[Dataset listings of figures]
☆ ☆ ☆ ☆ ☆

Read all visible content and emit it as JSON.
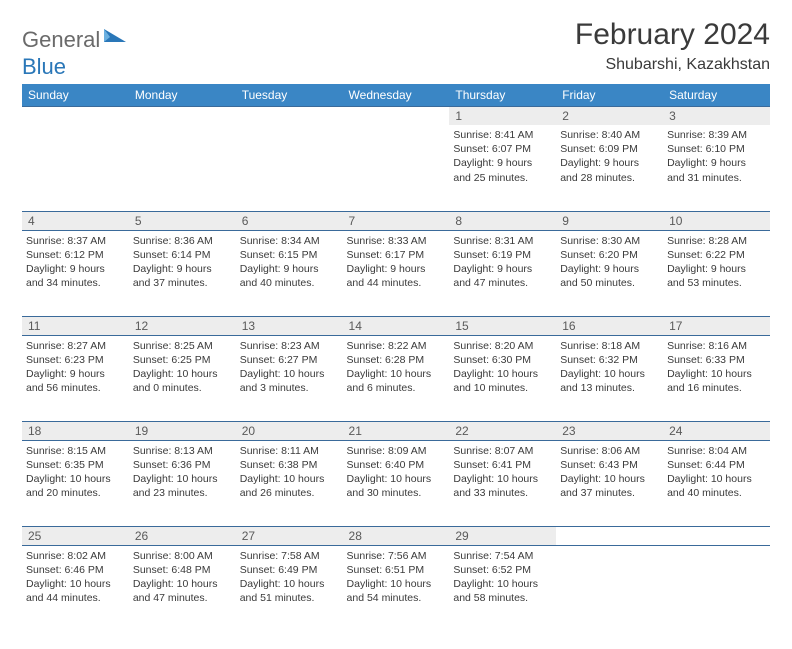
{
  "brand": {
    "part1": "General",
    "part2": "Blue",
    "mark_color": "#2a77b8"
  },
  "title": "February 2024",
  "location": "Shubarshi, Kazakhstan",
  "colors": {
    "header_bg": "#3a86c5",
    "header_text": "#ffffff",
    "daynum_bg": "#ededed",
    "daynum_text": "#5a5a5a",
    "rule": "#3a6a9a",
    "body_text": "#3a3a3a"
  },
  "day_headers": [
    "Sunday",
    "Monday",
    "Tuesday",
    "Wednesday",
    "Thursday",
    "Friday",
    "Saturday"
  ],
  "weeks": [
    [
      null,
      null,
      null,
      null,
      {
        "n": "1",
        "sr": "8:41 AM",
        "ss": "6:07 PM",
        "dl": "9 hours and 25 minutes."
      },
      {
        "n": "2",
        "sr": "8:40 AM",
        "ss": "6:09 PM",
        "dl": "9 hours and 28 minutes."
      },
      {
        "n": "3",
        "sr": "8:39 AM",
        "ss": "6:10 PM",
        "dl": "9 hours and 31 minutes."
      }
    ],
    [
      {
        "n": "4",
        "sr": "8:37 AM",
        "ss": "6:12 PM",
        "dl": "9 hours and 34 minutes."
      },
      {
        "n": "5",
        "sr": "8:36 AM",
        "ss": "6:14 PM",
        "dl": "9 hours and 37 minutes."
      },
      {
        "n": "6",
        "sr": "8:34 AM",
        "ss": "6:15 PM",
        "dl": "9 hours and 40 minutes."
      },
      {
        "n": "7",
        "sr": "8:33 AM",
        "ss": "6:17 PM",
        "dl": "9 hours and 44 minutes."
      },
      {
        "n": "8",
        "sr": "8:31 AM",
        "ss": "6:19 PM",
        "dl": "9 hours and 47 minutes."
      },
      {
        "n": "9",
        "sr": "8:30 AM",
        "ss": "6:20 PM",
        "dl": "9 hours and 50 minutes."
      },
      {
        "n": "10",
        "sr": "8:28 AM",
        "ss": "6:22 PM",
        "dl": "9 hours and 53 minutes."
      }
    ],
    [
      {
        "n": "11",
        "sr": "8:27 AM",
        "ss": "6:23 PM",
        "dl": "9 hours and 56 minutes."
      },
      {
        "n": "12",
        "sr": "8:25 AM",
        "ss": "6:25 PM",
        "dl": "10 hours and 0 minutes."
      },
      {
        "n": "13",
        "sr": "8:23 AM",
        "ss": "6:27 PM",
        "dl": "10 hours and 3 minutes."
      },
      {
        "n": "14",
        "sr": "8:22 AM",
        "ss": "6:28 PM",
        "dl": "10 hours and 6 minutes."
      },
      {
        "n": "15",
        "sr": "8:20 AM",
        "ss": "6:30 PM",
        "dl": "10 hours and 10 minutes."
      },
      {
        "n": "16",
        "sr": "8:18 AM",
        "ss": "6:32 PM",
        "dl": "10 hours and 13 minutes."
      },
      {
        "n": "17",
        "sr": "8:16 AM",
        "ss": "6:33 PM",
        "dl": "10 hours and 16 minutes."
      }
    ],
    [
      {
        "n": "18",
        "sr": "8:15 AM",
        "ss": "6:35 PM",
        "dl": "10 hours and 20 minutes."
      },
      {
        "n": "19",
        "sr": "8:13 AM",
        "ss": "6:36 PM",
        "dl": "10 hours and 23 minutes."
      },
      {
        "n": "20",
        "sr": "8:11 AM",
        "ss": "6:38 PM",
        "dl": "10 hours and 26 minutes."
      },
      {
        "n": "21",
        "sr": "8:09 AM",
        "ss": "6:40 PM",
        "dl": "10 hours and 30 minutes."
      },
      {
        "n": "22",
        "sr": "8:07 AM",
        "ss": "6:41 PM",
        "dl": "10 hours and 33 minutes."
      },
      {
        "n": "23",
        "sr": "8:06 AM",
        "ss": "6:43 PM",
        "dl": "10 hours and 37 minutes."
      },
      {
        "n": "24",
        "sr": "8:04 AM",
        "ss": "6:44 PM",
        "dl": "10 hours and 40 minutes."
      }
    ],
    [
      {
        "n": "25",
        "sr": "8:02 AM",
        "ss": "6:46 PM",
        "dl": "10 hours and 44 minutes."
      },
      {
        "n": "26",
        "sr": "8:00 AM",
        "ss": "6:48 PM",
        "dl": "10 hours and 47 minutes."
      },
      {
        "n": "27",
        "sr": "7:58 AM",
        "ss": "6:49 PM",
        "dl": "10 hours and 51 minutes."
      },
      {
        "n": "28",
        "sr": "7:56 AM",
        "ss": "6:51 PM",
        "dl": "10 hours and 54 minutes."
      },
      {
        "n": "29",
        "sr": "7:54 AM",
        "ss": "6:52 PM",
        "dl": "10 hours and 58 minutes."
      },
      null,
      null
    ]
  ],
  "labels": {
    "sunrise": "Sunrise:",
    "sunset": "Sunset:",
    "daylight": "Daylight:"
  }
}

☆ ☆ ☆ ☆ ☆

**WHAT THE TASK ASKS**. Repeat the material above in full and exactly, omitting the pictures.

**RESULT**.
Read all visible content and emit it as JSON.
{
  "brand": {
    "part1": "General",
    "part2": "Blue",
    "mark_color": "#2a77b8"
  },
  "title": "February 2024",
  "location": "Shubarshi, Kazakhstan",
  "colors": {
    "header_bg": "#3a86c5",
    "header_text": "#ffffff",
    "daynum_bg": "#ededed",
    "daynum_text": "#5a5a5a",
    "rule": "#3a6a9a",
    "body_text": "#3a3a3a"
  },
  "day_headers": [
    "Sunday",
    "Monday",
    "Tuesday",
    "Wednesday",
    "Thursday",
    "Friday",
    "Saturday"
  ],
  "weeks": [
    [
      null,
      null,
      null,
      null,
      {
        "n": "1",
        "sr": "8:41 AM",
        "ss": "6:07 PM",
        "dl": "9 hours and 25 minutes."
      },
      {
        "n": "2",
        "sr": "8:40 AM",
        "ss": "6:09 PM",
        "dl": "9 hours and 28 minutes."
      },
      {
        "n": "3",
        "sr": "8:39 AM",
        "ss": "6:10 PM",
        "dl": "9 hours and 31 minutes."
      }
    ],
    [
      {
        "n": "4",
        "sr": "8:37 AM",
        "ss": "6:12 PM",
        "dl": "9 hours and 34 minutes."
      },
      {
        "n": "5",
        "sr": "8:36 AM",
        "ss": "6:14 PM",
        "dl": "9 hours and 37 minutes."
      },
      {
        "n": "6",
        "sr": "8:34 AM",
        "ss": "6:15 PM",
        "dl": "9 hours and 40 minutes."
      },
      {
        "n": "7",
        "sr": "8:33 AM",
        "ss": "6:17 PM",
        "dl": "9 hours and 44 minutes."
      },
      {
        "n": "8",
        "sr": "8:31 AM",
        "ss": "6:19 PM",
        "dl": "9 hours and 47 minutes."
      },
      {
        "n": "9",
        "sr": "8:30 AM",
        "ss": "6:20 PM",
        "dl": "9 hours and 50 minutes."
      },
      {
        "n": "10",
        "sr": "8:28 AM",
        "ss": "6:22 PM",
        "dl": "9 hours and 53 minutes."
      }
    ],
    [
      {
        "n": "11",
        "sr": "8:27 AM",
        "ss": "6:23 PM",
        "dl": "9 hours and 56 minutes."
      },
      {
        "n": "12",
        "sr": "8:25 AM",
        "ss": "6:25 PM",
        "dl": "10 hours and 0 minutes."
      },
      {
        "n": "13",
        "sr": "8:23 AM",
        "ss": "6:27 PM",
        "dl": "10 hours and 3 minutes."
      },
      {
        "n": "14",
        "sr": "8:22 AM",
        "ss": "6:28 PM",
        "dl": "10 hours and 6 minutes."
      },
      {
        "n": "15",
        "sr": "8:20 AM",
        "ss": "6:30 PM",
        "dl": "10 hours and 10 minutes."
      },
      {
        "n": "16",
        "sr": "8:18 AM",
        "ss": "6:32 PM",
        "dl": "10 hours and 13 minutes."
      },
      {
        "n": "17",
        "sr": "8:16 AM",
        "ss": "6:33 PM",
        "dl": "10 hours and 16 minutes."
      }
    ],
    [
      {
        "n": "18",
        "sr": "8:15 AM",
        "ss": "6:35 PM",
        "dl": "10 hours and 20 minutes."
      },
      {
        "n": "19",
        "sr": "8:13 AM",
        "ss": "6:36 PM",
        "dl": "10 hours and 23 minutes."
      },
      {
        "n": "20",
        "sr": "8:11 AM",
        "ss": "6:38 PM",
        "dl": "10 hours and 26 minutes."
      },
      {
        "n": "21",
        "sr": "8:09 AM",
        "ss": "6:40 PM",
        "dl": "10 hours and 30 minutes."
      },
      {
        "n": "22",
        "sr": "8:07 AM",
        "ss": "6:41 PM",
        "dl": "10 hours and 33 minutes."
      },
      {
        "n": "23",
        "sr": "8:06 AM",
        "ss": "6:43 PM",
        "dl": "10 hours and 37 minutes."
      },
      {
        "n": "24",
        "sr": "8:04 AM",
        "ss": "6:44 PM",
        "dl": "10 hours and 40 minutes."
      }
    ],
    [
      {
        "n": "25",
        "sr": "8:02 AM",
        "ss": "6:46 PM",
        "dl": "10 hours and 44 minutes."
      },
      {
        "n": "26",
        "sr": "8:00 AM",
        "ss": "6:48 PM",
        "dl": "10 hours and 47 minutes."
      },
      {
        "n": "27",
        "sr": "7:58 AM",
        "ss": "6:49 PM",
        "dl": "10 hours and 51 minutes."
      },
      {
        "n": "28",
        "sr": "7:56 AM",
        "ss": "6:51 PM",
        "dl": "10 hours and 54 minutes."
      },
      {
        "n": "29",
        "sr": "7:54 AM",
        "ss": "6:52 PM",
        "dl": "10 hours and 58 minutes."
      },
      null,
      null
    ]
  ],
  "labels": {
    "sunrise": "Sunrise:",
    "sunset": "Sunset:",
    "daylight": "Daylight:"
  }
}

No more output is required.